**EXERCISE INSTRUCTIONS**
Return the records in full, exactly as given.
--
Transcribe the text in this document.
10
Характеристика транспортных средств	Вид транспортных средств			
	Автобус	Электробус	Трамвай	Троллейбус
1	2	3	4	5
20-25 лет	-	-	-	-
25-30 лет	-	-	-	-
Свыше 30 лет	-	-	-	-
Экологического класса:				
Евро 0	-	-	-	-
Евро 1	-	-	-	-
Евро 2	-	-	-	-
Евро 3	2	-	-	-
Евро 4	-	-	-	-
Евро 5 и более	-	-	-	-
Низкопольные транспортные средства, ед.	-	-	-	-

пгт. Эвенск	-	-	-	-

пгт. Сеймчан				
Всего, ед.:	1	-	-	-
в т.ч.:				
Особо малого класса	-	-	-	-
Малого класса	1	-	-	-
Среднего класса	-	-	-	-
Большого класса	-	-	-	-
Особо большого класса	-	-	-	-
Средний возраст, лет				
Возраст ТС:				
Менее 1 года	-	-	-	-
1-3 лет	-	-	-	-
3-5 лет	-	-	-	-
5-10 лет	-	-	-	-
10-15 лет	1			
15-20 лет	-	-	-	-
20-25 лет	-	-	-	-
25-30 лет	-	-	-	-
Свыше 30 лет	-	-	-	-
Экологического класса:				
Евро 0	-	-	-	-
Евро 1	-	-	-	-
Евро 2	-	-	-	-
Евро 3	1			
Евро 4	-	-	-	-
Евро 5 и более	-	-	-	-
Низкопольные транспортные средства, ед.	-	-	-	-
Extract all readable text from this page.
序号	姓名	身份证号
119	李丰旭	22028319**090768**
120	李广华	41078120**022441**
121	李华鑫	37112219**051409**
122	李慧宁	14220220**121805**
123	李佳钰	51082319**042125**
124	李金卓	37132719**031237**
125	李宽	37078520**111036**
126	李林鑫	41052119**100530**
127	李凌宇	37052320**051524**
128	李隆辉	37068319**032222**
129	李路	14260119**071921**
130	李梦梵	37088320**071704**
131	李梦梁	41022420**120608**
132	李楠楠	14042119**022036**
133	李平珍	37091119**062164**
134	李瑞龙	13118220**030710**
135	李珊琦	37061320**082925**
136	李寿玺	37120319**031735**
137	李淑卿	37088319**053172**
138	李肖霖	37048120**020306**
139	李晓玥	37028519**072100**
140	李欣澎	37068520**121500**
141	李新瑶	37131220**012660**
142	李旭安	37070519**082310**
--
**TASK RESPONSE**
Transcribe the text in this document.
10
Характеристика транспортных средств	Вид транспортных средств			
	Автобус	Электробус	Трамвай	Троллейбус
1	2	3	4	5
20-25 лет	-	-	-	-
25-30 лет	-	-	-	-
Свыше 30 лет	-	-	-	-
Экологического класса:				
Евро 0	-	-	-	-
Евро 1	-	-	-	-
Евро 2	-	-	-	-
Евро 3	2	-	-	-
Евро 4	-	-	-	-
Евро 5 и более	-	-	-	-
Низкопольные транспортные средства, ед.	-	-	-	-

пгт. Эвенск	-	-	-	-

пгт. Сеймчан				
Всего, ед.:	1	-	-	-
в т.ч.:				
Особо малого класса	-	-	-	-
Малого класса	1	-	-	-
Среднего класса	-	-	-	-
Большого класса	-	-	-	-
Особо большого класса	-	-	-	-
Средний возраст, лет				
Возраст ТС:				
Менее 1 года	-	-	-	-
1-3 лет	-	-	-	-
3-5 лет	-	-	-	-
5-10 лет	-	-	-	-
10-15 лет	1			
15-20 лет	-	-	-	-
20-25 лет	-	-	-	-
25-30 лет	-	-	-	-
Свыше 30 лет	-	-	-	-
Экологического класса:				
Евро 0	-	-	-	-
Евро 1	-	-	-	-
Евро 2	-	-	-	-
Евро 3	1			
Евро 4	-	-	-	-
Евро 5 и более	-	-	-	-
Низкопольные транспортные средства, ед.	-	-	-	-
Extract all readable text from this page.
序号	姓名	身份证号
119	李丰旭	22028319**090768**
120	李广华	41078120**022441**
121	李华鑫	37112219**051409**
122	李慧宁	14220220**121805**
123	李佳钰	51082319**042125**
124	李金卓	37132719**031237**
125	李宽	37078520**111036**
126	李林鑫	41052119**100530**
127	李凌宇	37052320**051524**
128	李隆辉	37068319**032222**
129	李路	14260119**071921**
130	李梦梵	37088320**071704**
131	李梦梁	41022420**120608**
132	李楠楠	14042119**022036**
133	李平珍	37091119**062164**
134	李瑞龙	13118220**030710**
135	李珊琦	37061320**082925**
136	李寿玺	37120319**031735**
137	李淑卿	37088319**053172**
138	李肖霖	37048120**020306**
139	李晓玥	37028519**072100**
140	李欣澎	37068520**121500**
141	李新瑶	37131220**012660**
142	李旭安	37070519**082310**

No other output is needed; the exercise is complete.